Collected data entries:

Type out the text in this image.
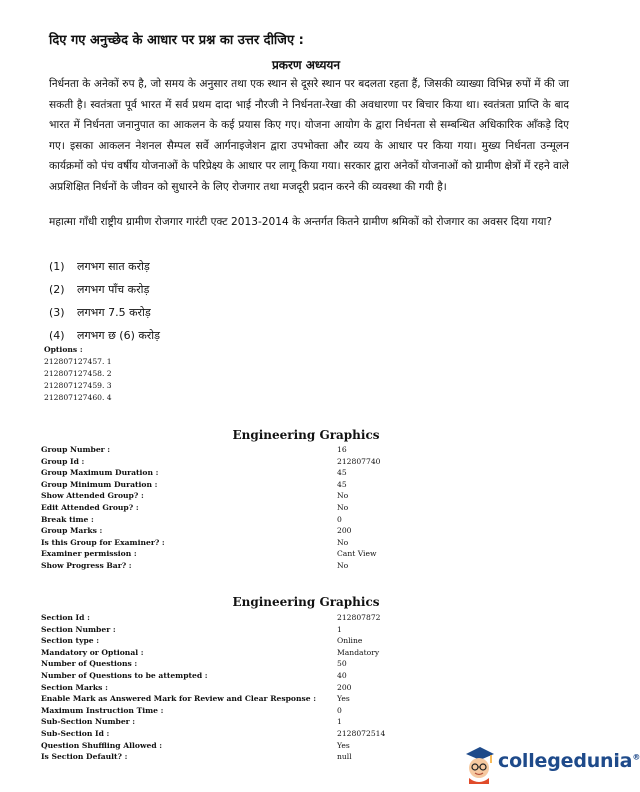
दिए गए अनुच्छेद के आधार पर प्रश्न का उत्तर दीजिए :
प्रकरण अध्ययन
निर्धनता के अनेकों रुप है, जो समय के अनुसार तथा एक स्थान से दूसरे स्थान पर बदलता रहता हैं, जिसकी व्याख्या विभिन्न रुपों में की जा सकती है। स्वतंत्रता पूर्व भारत में सर्व प्रथम दादा भाई नौरजी ने निर्धनता-रेखा की अवधारणा पर बिचार किया था। स्वतंत्रता प्राप्ति के बाद भारत में निर्धनता जनानुपात का आकलन के कई प्रयास किए गए। योजना आयोग के द्वारा निर्धनता से सम्बन्धित अधिकारिक आँकड़े दिए गए। इसका आकलन नेशनल सैम्पल सर्वे आर्गनाइजेशन द्वारा उपभोक्ता और व्यय के आधार पर किया गया। मुख्य निर्धनता उन्मूलन कार्यक्रमों को पंच वर्षीय योजनाओं के परिप्रेक्ष्य के आधार पर लागू किया गया। सरकार द्वारा अनेकों योजनाओं को ग्रामीण क्षेत्रों में रहने वाले अप्रशिक्षित निर्धनों के जीवन को सुधारने के लिए रोजगार तथा मजदूरी प्रदान करने की व्यवस्था की गयी है।
महात्मा गाँधी राष्ट्रीय ग्रामीण रोजगार गारंटी एक्ट 2013-2014 के अन्तर्गत कितने ग्रामीण श्रमिकों को रोजगार का अवसर दिया गया?
(1) लगभग सात करोड़
(2) लगभग पाँच करोड़
(3) लगभग 7.5 करोड़
(4) लगभग छ (6) करोड़
Options :
212807127457. 1
212807127458. 2
212807127459. 3
212807127460. 4
Engineering Graphics
Group Number :	16
Group Id :	212807740
Group Maximum Duration :	45
Group Minimum Duration :	45
Show Attended Group? :	No
Edit Attended Group? :	No
Break time :	0
Group Marks :	200
Is this Group for Examiner? :	No
Examiner permission :	Cant View
Show Progress Bar? :	No
Engineering Graphics
Section Id :	212807872
Section Number :	1
Section type :	Online
Mandatory or Optional :	Mandatory
Number of Questions :	50
Number of Questions to be attempted :	40
Section Marks :	200
Enable Mark as Answered Mark for Review and Clear Response :	Yes
Maximum Instruction Time :	0
Sub-Section Number :	1
Sub-Section Id :	2128072514
Question Shuffling Allowed :	Yes
Is Section Default? :	null	collegedunia®
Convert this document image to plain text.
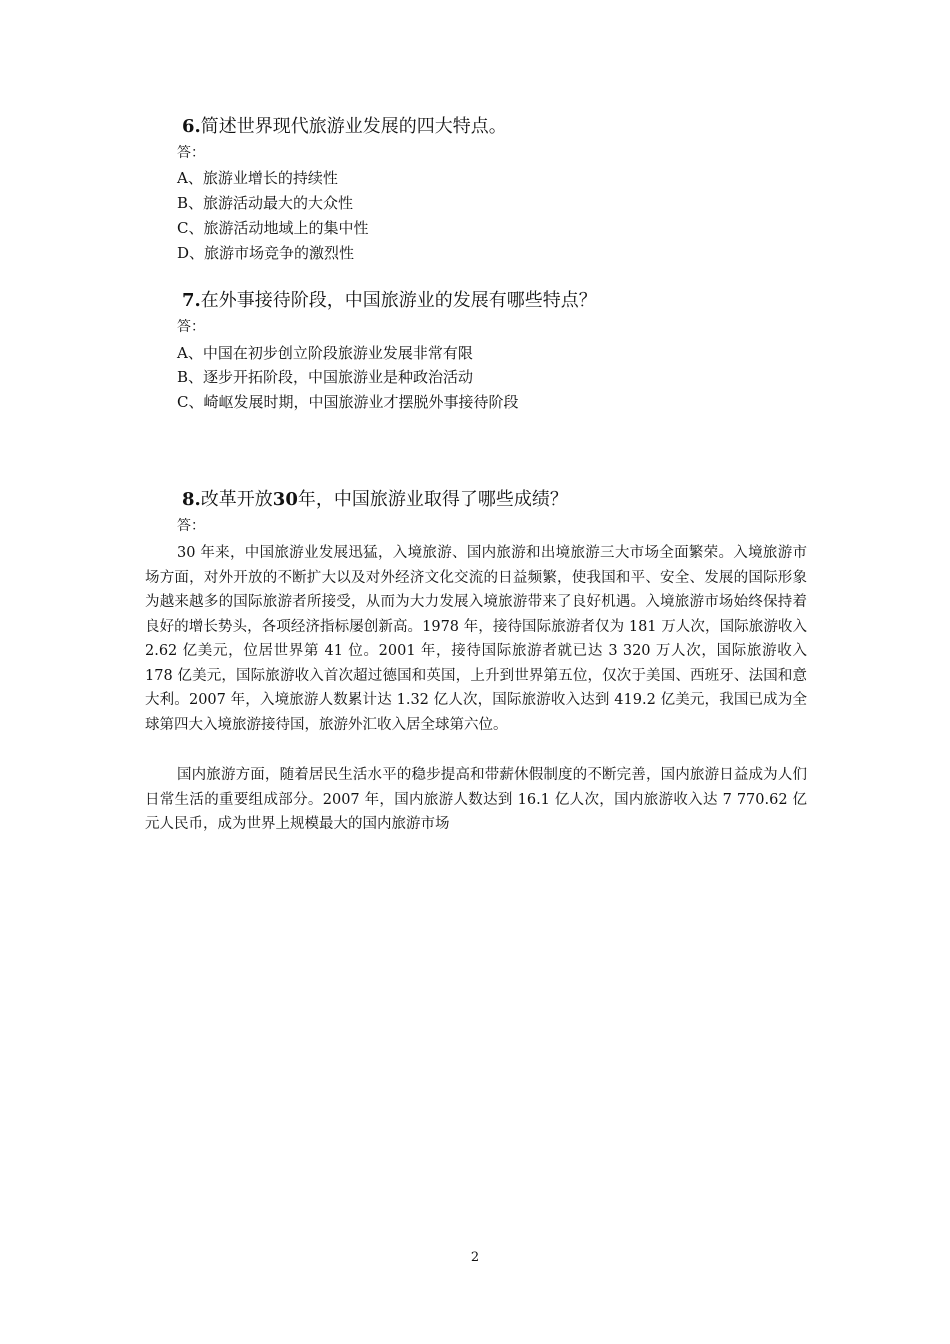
6.简述世界现代旅游业发展的四大特点。
答：
A、旅游业增长的持续性
B、旅游活动最大的大众性
C、旅游活动地域上的集中性
D、旅游市场竞争的激烈性
7.在外事接待阶段，中国旅游业的发展有哪些特点？
答：
A、中国在初步创立阶段旅游业发展非常有限
B、逐步开拓阶段，中国旅游业是种政治活动
C、崎岖发展时期，中国旅游业才摆脱外事接待阶段
8.改革开放30年，中国旅游业取得了哪些成绩？
答：

30 年来，中国旅游业发展迅猛，入境旅游、国内旅游和出境旅游三大市场全面繁荣。入境旅游市场方面，对外开放的不断扩大以及对外经济文化交流的日益频繁，使我国和平、安全、发展的国际形象为越来越多的国际旅游者所接受，从而为大力发展入境旅游带来了良好机遇。入境旅游市场始终保持着良好的增长势头，各项经济指标屡创新高。1978 年，接待国际旅游者仅为 181 万人次，国际旅游收入 2.62 亿美元，位居世界第 41 位。2001 年，接待国际旅游者就已达 3 320 万人次，国际旅游收入 178 亿美元，国际旅游收入首次超过德国和英国，上升到世界第五位，仅次于美国、西班牙、法国和意大利。2007 年，入境旅游人数累计达 1.32 亿人次，国际旅游收入达到 419.2 亿美元，我国已成为全球第四大入境旅游接待国，旅游外汇收入居全球第六位。

国内旅游方面，随着居民生活水平的稳步提高和带薪休假制度的不断完善，国内旅游日益成为人们日常生活的重要组成部分。2007 年，国内旅游人数达到 16.1 亿人次，国内旅游收入达 7 770.62 亿元人民币，成为世界上规模最大的国内旅游市场

2
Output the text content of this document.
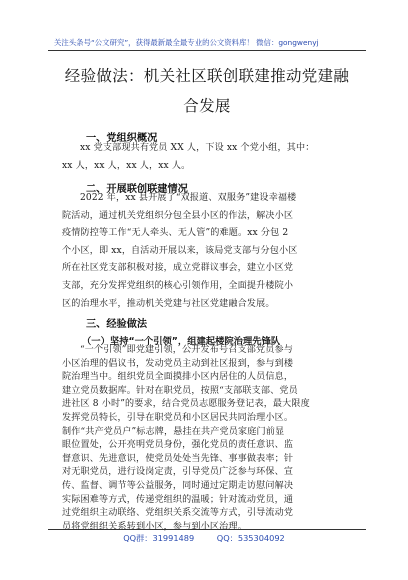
关注头条号“公文研究”，获得最新最全最专业的公文资料库！ 微信：gongwenyj
经验做法：机关社区联创联建推动党建融
合发展
一、党组织概况
xx 党支部现共有党员 XX 人，下设 xx 个党小组，其中：
xx 人，xx 人，xx 人，xx 人。
二、开展联创联建情况
2022 年，xx 县开展了“双报道、双服务”建设幸福楼
院活动，通过机关党组织分包全县小区的作法，解决小区
疫情防控等工作“无人牵头、无人管”的难题。xx 分包 2
个小区，即 xx，自活动开展以来，该局党支部与分包小区
所在社区党支部积极对接，成立党群议事会，建立小区党
支部，充分发挥党组织的核心引领作用，全面提升楼院小
区的治理水平，推动机关党建与社区党建融合发展。
三、经验做法
（一）坚持“一个引领”，组建起楼院治理先锋队
“一个引领”即党建引领，公开发布号召支部党员参与
小区治理的倡议书，发动党员主动到社区报到，参与到楼
院治理当中。组织党员全面摸排小区内居住的人员信息，
建立党员数据库。针对在职党员，按照“支部联支部、党员
进社区 8 小时”的要求，结合党员志愿服务登记表，最大限度
发挥党员特长，引导在职党员和小区居民共同治理小区。
制作“共产党员户”标志牌，悬挂在共产党员家庭门前显
眼位置处，公开亮明党员身份，强化党员的责任意识、监
督意识、先进意识，使党员处处当先锋、事事做表率；针
对无职党员，进行设岗定责，引导党员广泛参与环保、宣
传、监督、调节等公益服务，同时通过定期走访慰问解决
实际困难等方式，传递党组织的温暖；针对流动党员，通
过党组织主动联络、党组织关系交流等方式，引导流动党
员将党组织关系转到小区，参与到小区治理。
QQ群：31991489	QQ：535304092
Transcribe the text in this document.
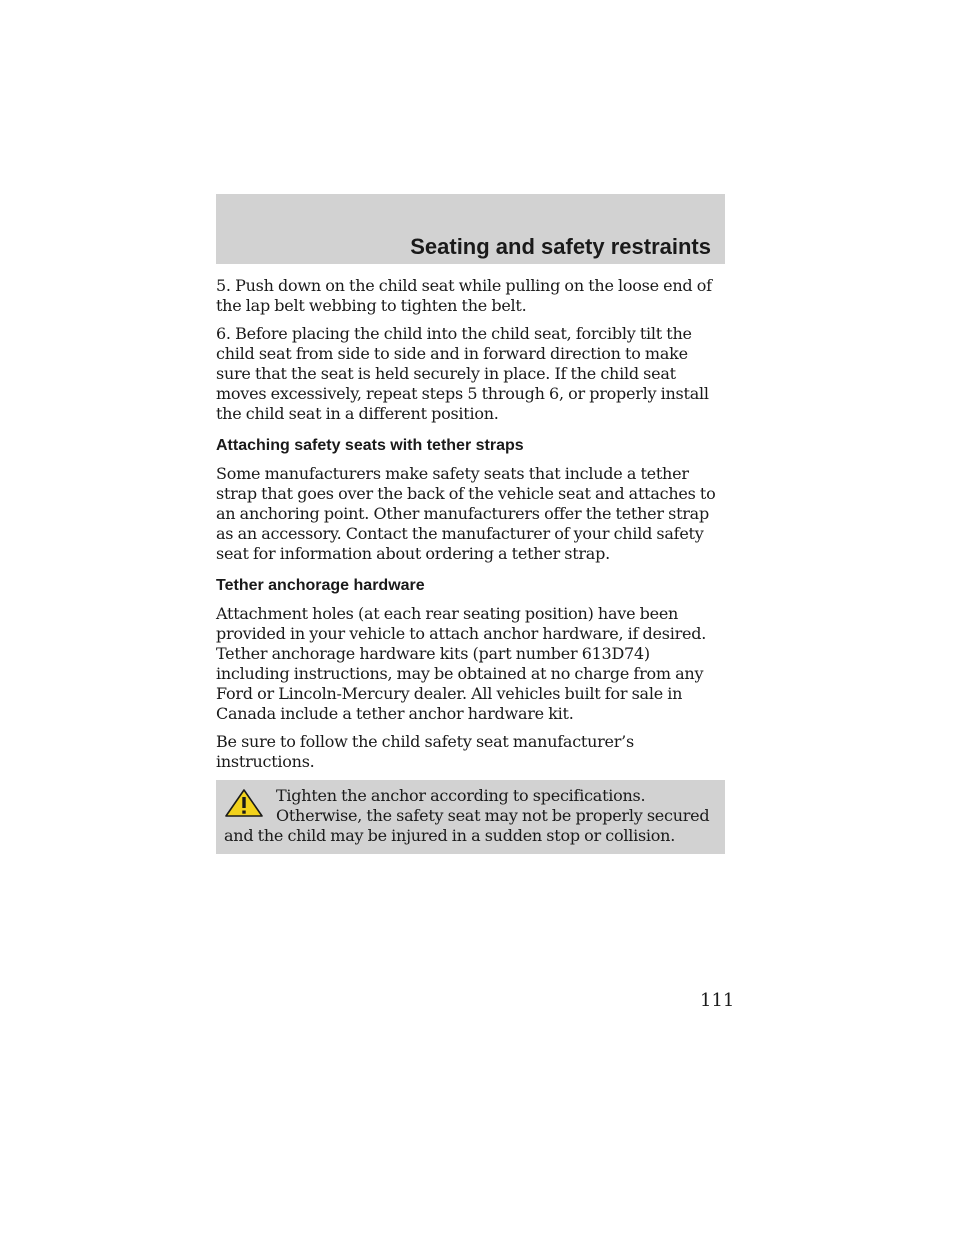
Seating and safety restraints

5. Push down on the child seat while pulling on the loose end of the lap belt webbing to tighten the belt.

6. Before placing the child into the child seat, forcibly tilt the child seat from side to side and in forward direction to make sure that the seat is held securely in place. If the child seat moves excessively, repeat steps 5 through 6, or properly install the child seat in a different position.

Attaching safety seats with tether straps

Some manufacturers make safety seats that include a tether strap that goes over the back of the vehicle seat and attaches to an anchoring point. Other manufacturers offer the tether strap as an accessory. Contact the manufacturer of your child safety seat for information about ordering a tether strap.

Tether anchorage hardware

Attachment holes (at each rear seating position) have been provided in your vehicle to attach anchor hardware, if desired. Tether anchorage hardware kits (part number 613D74) including instructions, may be obtained at no charge from any Ford or Lincoln-Mercury dealer. All vehicles built for sale in Canada include a tether anchor hardware kit.

Be sure to follow the child safety seat manufacturer’s instructions.

Tighten the anchor according to specifications. Otherwise, the safety seat may not be properly secured and the child may be injured in a sudden stop or collision.
111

Exercise aim:
Extract every line above containing the word "Section".

Full answer:
Section Id :	212807872
Section Number :	1
Section type :	Online
Section Marks :	200
Sub-Section Number :	1
Sub-Section Id :	2128072514
Is Section Default? :	null	collegedunia®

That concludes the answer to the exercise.